**Problem**. Every line of the data that contains the string "selection" must be copied.
>> begin Material for this task
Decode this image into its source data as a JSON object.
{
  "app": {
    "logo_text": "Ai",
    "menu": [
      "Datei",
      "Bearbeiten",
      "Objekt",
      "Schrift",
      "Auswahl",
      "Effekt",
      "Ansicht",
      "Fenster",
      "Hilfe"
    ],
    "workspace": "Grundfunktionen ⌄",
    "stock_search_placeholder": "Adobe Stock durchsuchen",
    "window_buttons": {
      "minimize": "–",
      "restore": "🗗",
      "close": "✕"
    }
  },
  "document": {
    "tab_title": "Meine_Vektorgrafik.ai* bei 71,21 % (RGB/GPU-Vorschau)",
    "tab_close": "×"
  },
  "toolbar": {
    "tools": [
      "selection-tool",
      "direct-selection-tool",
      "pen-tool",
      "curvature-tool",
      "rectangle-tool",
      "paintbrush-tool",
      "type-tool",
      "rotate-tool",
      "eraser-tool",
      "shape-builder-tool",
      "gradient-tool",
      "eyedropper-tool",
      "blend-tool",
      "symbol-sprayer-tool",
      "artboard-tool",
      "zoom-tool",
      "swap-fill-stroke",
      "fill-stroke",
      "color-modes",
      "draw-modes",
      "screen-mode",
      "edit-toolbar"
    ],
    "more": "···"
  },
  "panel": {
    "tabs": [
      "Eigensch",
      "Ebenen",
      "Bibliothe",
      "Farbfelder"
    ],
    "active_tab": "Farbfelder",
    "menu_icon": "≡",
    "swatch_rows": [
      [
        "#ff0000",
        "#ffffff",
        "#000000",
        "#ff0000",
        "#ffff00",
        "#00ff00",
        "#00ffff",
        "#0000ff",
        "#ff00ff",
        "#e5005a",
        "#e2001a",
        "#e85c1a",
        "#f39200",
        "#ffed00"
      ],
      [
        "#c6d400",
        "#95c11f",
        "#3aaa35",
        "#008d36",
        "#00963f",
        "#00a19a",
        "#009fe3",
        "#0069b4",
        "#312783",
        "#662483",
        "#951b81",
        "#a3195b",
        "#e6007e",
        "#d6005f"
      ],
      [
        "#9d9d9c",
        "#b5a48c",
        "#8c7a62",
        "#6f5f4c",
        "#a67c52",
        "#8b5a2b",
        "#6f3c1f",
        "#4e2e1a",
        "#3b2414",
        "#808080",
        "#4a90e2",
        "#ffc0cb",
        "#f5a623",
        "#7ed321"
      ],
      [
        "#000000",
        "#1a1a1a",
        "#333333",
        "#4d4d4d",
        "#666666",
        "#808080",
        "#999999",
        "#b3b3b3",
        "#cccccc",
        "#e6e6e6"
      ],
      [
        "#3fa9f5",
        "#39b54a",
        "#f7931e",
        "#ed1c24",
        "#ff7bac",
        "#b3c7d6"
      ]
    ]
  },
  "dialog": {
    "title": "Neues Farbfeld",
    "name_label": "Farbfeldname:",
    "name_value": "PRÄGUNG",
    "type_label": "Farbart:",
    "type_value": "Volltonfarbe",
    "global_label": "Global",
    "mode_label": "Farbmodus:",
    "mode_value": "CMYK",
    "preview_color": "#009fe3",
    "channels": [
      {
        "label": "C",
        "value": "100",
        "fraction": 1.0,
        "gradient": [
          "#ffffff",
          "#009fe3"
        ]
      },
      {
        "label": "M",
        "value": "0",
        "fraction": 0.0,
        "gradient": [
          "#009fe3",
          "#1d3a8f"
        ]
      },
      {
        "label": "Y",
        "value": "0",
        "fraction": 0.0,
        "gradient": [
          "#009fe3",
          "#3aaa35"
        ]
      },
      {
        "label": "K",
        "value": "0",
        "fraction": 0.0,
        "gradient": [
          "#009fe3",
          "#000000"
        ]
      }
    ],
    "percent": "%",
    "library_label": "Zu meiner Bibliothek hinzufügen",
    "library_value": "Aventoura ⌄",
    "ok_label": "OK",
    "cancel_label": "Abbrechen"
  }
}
>> end Material for this task
**Correct response**.
      "selection-tool",
      "direct-selection-tool",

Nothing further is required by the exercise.